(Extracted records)

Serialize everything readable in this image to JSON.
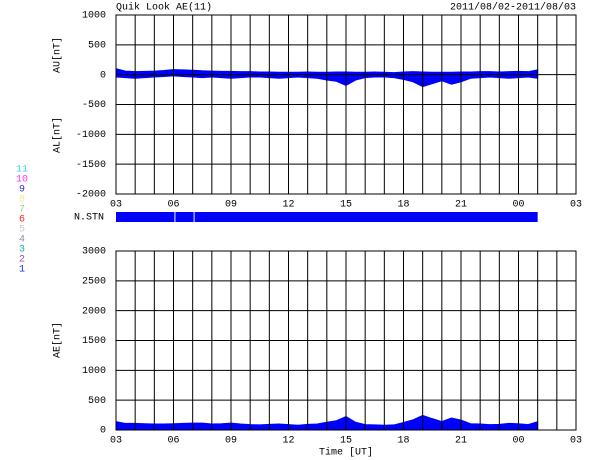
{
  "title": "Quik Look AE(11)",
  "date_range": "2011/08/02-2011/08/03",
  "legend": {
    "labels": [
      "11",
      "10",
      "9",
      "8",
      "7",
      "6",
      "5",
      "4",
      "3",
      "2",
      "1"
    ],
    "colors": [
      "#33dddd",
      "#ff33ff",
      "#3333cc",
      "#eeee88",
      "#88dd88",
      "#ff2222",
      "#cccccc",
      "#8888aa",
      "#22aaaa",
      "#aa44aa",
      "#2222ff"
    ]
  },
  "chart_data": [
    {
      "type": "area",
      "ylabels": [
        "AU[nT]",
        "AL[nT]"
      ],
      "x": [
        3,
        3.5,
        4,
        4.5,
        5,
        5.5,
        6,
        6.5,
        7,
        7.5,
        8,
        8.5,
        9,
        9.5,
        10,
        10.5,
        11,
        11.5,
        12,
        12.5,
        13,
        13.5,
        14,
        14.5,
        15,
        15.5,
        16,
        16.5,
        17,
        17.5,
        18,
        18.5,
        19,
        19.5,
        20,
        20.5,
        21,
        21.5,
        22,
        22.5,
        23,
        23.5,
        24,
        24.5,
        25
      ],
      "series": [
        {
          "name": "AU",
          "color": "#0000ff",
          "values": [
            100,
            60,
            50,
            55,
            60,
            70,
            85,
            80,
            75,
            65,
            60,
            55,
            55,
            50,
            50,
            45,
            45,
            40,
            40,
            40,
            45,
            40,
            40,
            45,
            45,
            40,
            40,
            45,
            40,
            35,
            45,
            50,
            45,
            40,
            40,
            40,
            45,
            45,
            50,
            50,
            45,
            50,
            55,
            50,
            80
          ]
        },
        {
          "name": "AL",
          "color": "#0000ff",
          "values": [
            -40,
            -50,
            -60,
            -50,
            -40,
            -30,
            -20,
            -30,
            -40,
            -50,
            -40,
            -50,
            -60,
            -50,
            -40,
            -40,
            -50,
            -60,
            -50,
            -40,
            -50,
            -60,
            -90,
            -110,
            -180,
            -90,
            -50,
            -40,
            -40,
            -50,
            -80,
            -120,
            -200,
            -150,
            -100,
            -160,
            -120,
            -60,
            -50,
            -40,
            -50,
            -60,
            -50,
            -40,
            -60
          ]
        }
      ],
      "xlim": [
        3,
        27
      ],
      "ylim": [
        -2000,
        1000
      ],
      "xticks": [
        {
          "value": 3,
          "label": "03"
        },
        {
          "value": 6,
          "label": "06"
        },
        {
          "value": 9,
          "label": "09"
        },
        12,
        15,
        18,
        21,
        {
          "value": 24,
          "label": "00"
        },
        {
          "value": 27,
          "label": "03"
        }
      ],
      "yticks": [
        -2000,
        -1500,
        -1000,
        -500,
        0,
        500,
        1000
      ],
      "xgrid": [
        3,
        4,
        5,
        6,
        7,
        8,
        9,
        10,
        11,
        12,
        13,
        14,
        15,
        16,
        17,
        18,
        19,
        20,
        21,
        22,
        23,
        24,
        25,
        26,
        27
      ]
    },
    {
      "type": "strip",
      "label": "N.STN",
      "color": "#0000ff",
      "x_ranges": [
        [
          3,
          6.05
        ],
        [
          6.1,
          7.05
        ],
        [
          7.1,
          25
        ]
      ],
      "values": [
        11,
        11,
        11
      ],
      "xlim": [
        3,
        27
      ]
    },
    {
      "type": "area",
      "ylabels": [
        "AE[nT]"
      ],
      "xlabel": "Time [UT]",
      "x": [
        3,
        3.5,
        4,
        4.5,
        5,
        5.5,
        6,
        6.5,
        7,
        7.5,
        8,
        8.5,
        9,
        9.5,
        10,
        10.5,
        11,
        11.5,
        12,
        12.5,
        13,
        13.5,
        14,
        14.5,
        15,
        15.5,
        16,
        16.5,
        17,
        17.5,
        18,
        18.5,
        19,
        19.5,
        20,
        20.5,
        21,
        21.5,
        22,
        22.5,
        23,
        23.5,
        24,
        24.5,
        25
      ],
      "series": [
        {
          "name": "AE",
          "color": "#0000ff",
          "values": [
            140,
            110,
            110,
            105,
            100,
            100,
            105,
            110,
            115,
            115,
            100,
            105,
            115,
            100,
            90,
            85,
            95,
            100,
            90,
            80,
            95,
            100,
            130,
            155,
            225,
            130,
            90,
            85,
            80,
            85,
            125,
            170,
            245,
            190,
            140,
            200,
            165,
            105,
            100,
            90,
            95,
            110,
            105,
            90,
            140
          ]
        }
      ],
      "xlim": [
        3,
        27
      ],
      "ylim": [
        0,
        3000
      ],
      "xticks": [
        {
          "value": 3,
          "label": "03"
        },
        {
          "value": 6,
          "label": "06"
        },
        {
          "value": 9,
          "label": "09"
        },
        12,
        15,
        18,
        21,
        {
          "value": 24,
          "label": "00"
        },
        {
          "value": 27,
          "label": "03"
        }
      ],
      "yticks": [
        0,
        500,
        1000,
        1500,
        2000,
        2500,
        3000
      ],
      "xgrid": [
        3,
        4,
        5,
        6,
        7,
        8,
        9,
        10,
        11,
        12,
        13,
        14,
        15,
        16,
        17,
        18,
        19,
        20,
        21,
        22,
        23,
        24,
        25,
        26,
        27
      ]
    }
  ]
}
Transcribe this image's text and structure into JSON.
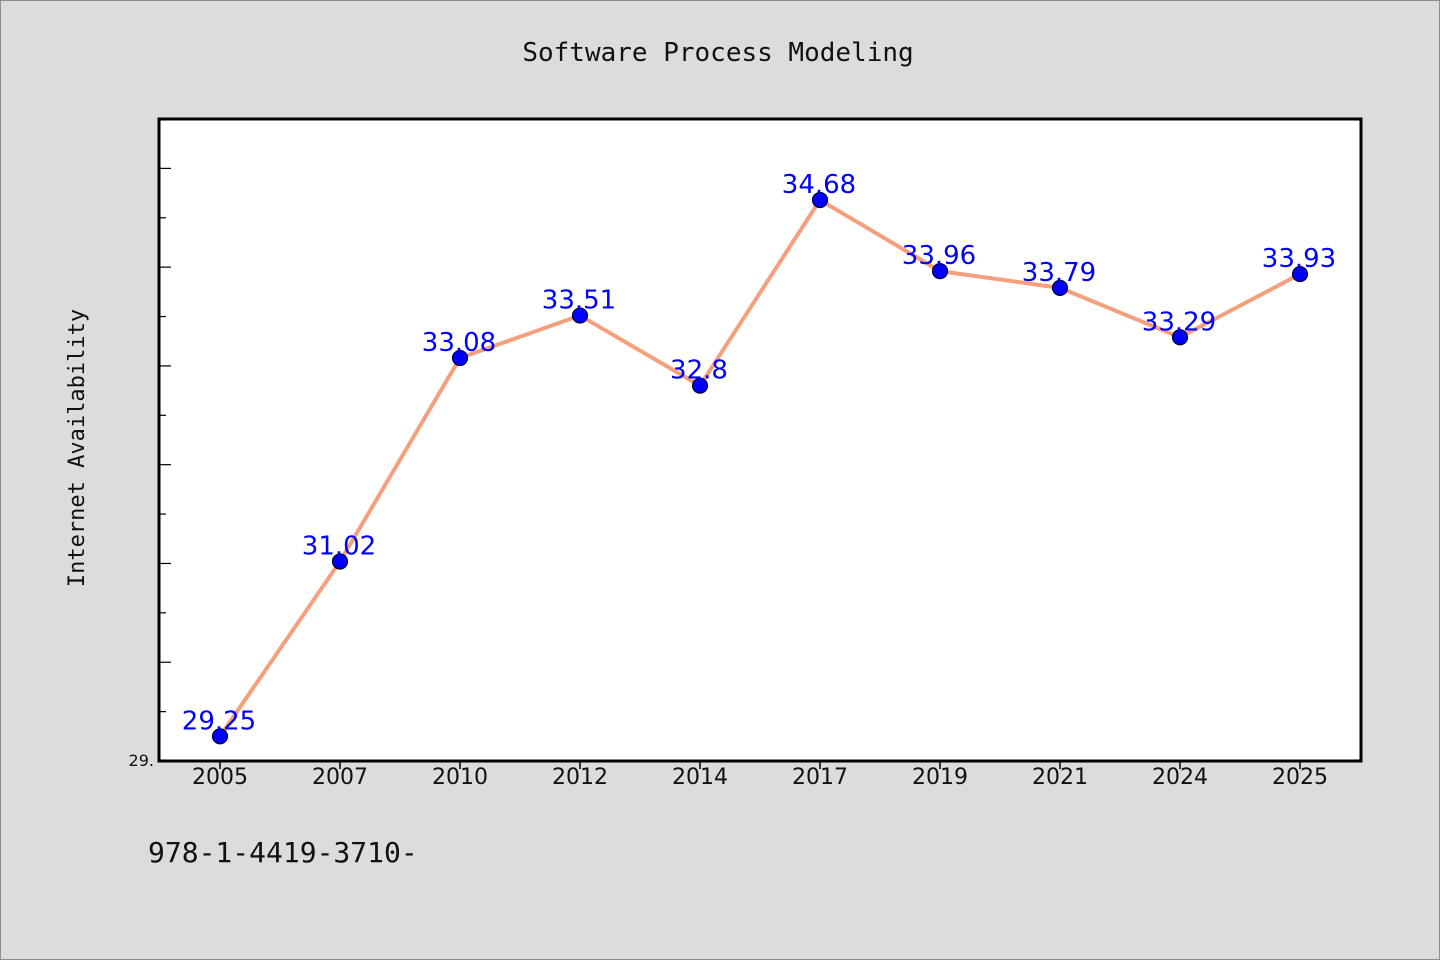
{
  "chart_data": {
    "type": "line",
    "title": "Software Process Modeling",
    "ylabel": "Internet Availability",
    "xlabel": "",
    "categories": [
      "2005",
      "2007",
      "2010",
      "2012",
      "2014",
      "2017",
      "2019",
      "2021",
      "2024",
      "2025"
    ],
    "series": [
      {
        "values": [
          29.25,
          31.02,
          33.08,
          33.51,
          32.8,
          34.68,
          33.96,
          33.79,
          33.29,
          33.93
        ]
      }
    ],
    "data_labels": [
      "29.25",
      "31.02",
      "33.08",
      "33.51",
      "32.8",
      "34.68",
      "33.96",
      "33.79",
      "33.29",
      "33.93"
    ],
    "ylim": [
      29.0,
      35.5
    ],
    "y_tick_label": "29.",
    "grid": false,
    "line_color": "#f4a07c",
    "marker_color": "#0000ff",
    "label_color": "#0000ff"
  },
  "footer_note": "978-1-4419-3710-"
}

▶ WRITTEN PROBLEM
Some lines of the data above may hold the word "JSON"; report how many do, and nothing else.

▶ CORRECT RESPONSE
2